Check each line of the entries below for the string "评价要点" and state how many lines have it, with no other text.

Extracted records
-------
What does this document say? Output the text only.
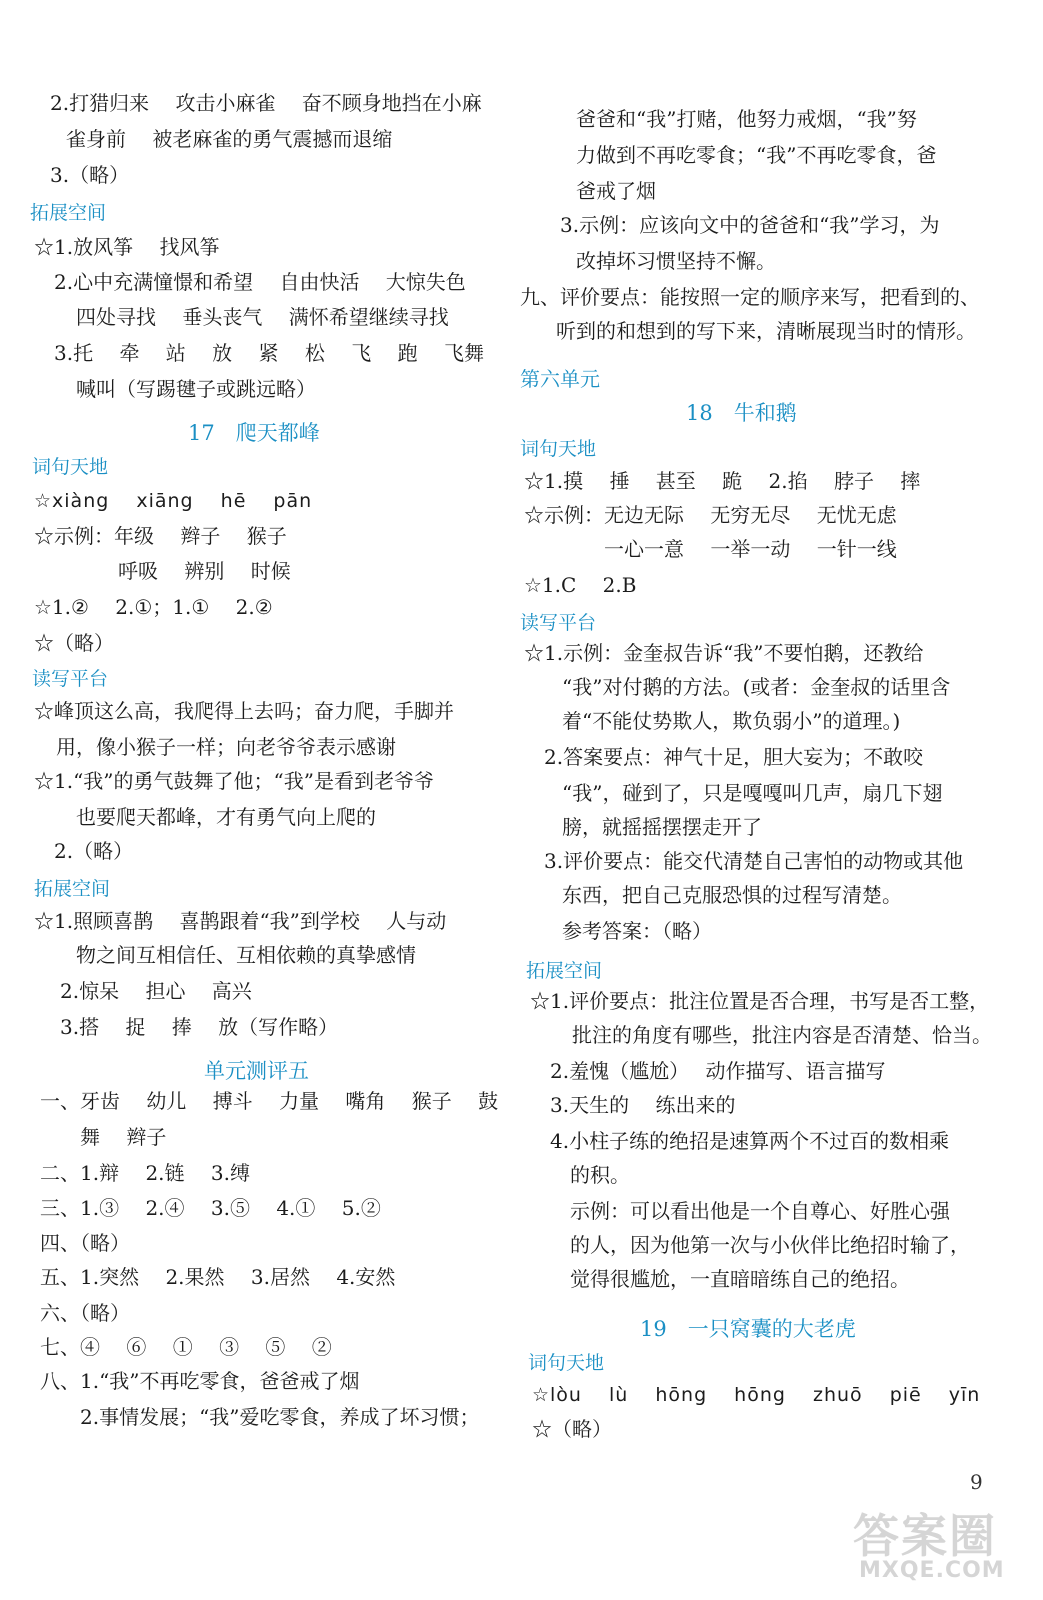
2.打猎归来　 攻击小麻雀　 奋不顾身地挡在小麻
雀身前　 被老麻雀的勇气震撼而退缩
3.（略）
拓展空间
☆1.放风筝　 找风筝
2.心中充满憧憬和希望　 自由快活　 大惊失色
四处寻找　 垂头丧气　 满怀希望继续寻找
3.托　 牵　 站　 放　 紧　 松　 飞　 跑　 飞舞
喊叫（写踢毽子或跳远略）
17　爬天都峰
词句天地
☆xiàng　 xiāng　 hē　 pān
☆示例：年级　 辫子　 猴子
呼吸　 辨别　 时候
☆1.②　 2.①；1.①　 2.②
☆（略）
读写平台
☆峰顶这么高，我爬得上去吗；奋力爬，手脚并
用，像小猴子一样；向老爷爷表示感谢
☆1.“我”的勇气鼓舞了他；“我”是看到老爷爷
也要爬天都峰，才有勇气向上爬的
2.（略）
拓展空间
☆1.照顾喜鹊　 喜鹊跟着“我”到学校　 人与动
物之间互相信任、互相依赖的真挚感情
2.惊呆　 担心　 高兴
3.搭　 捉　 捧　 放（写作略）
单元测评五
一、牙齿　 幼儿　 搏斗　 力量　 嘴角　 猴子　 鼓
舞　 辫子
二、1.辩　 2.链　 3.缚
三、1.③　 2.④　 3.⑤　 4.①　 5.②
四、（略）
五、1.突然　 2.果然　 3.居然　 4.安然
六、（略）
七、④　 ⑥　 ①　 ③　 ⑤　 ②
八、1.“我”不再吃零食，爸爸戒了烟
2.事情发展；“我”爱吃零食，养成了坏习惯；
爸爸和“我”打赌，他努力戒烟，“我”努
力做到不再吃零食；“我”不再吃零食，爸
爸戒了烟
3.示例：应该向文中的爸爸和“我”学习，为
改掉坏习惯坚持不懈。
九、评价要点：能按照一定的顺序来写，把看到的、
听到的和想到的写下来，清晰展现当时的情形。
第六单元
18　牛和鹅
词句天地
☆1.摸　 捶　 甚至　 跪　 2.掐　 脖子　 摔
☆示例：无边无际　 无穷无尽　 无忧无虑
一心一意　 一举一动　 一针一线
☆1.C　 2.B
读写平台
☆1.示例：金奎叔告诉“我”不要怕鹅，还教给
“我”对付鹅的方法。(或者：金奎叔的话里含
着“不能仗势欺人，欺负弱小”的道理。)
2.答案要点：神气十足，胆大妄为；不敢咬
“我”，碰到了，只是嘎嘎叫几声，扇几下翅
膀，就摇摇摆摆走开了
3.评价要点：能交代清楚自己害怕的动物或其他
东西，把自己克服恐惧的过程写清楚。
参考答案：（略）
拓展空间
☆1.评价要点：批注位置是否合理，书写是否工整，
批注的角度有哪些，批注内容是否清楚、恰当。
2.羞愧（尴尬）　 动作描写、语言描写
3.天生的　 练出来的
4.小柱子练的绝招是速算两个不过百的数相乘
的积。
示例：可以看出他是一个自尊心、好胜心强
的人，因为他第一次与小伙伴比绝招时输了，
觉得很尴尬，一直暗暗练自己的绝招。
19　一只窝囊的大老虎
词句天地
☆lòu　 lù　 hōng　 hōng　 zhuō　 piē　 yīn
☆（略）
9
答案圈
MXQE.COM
-------
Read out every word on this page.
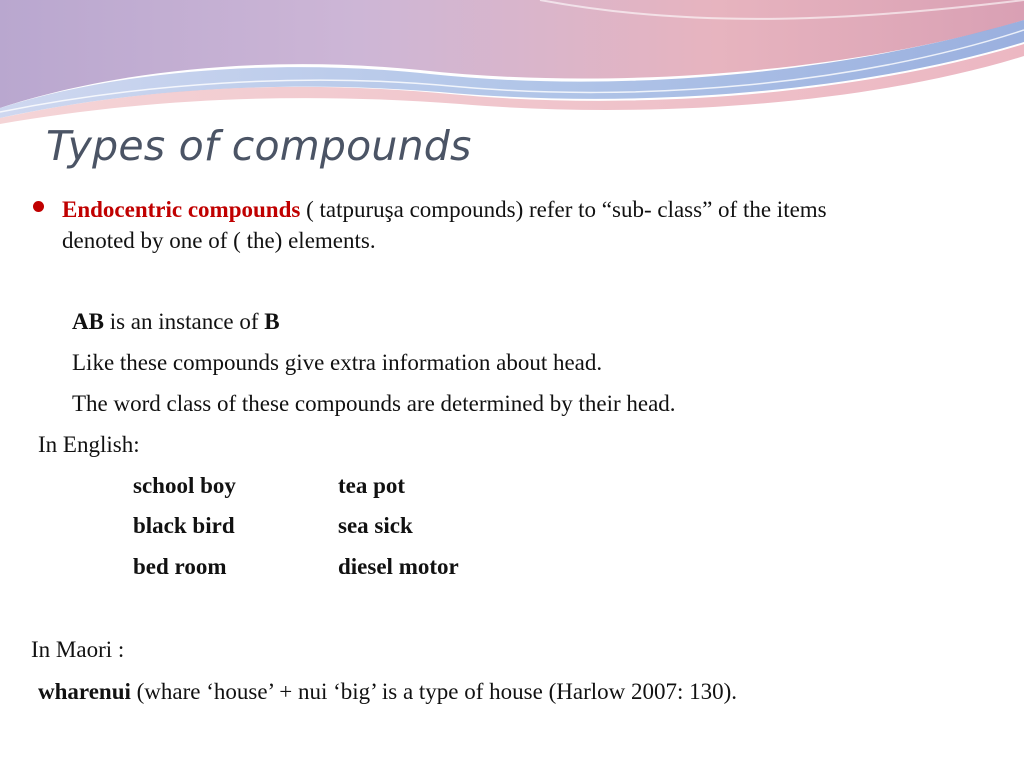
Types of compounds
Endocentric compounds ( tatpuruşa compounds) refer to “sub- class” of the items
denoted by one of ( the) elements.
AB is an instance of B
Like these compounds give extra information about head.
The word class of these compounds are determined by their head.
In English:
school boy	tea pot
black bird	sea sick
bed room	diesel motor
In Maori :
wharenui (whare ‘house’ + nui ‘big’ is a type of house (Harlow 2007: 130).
-------
* CORRECT OUTPUT
3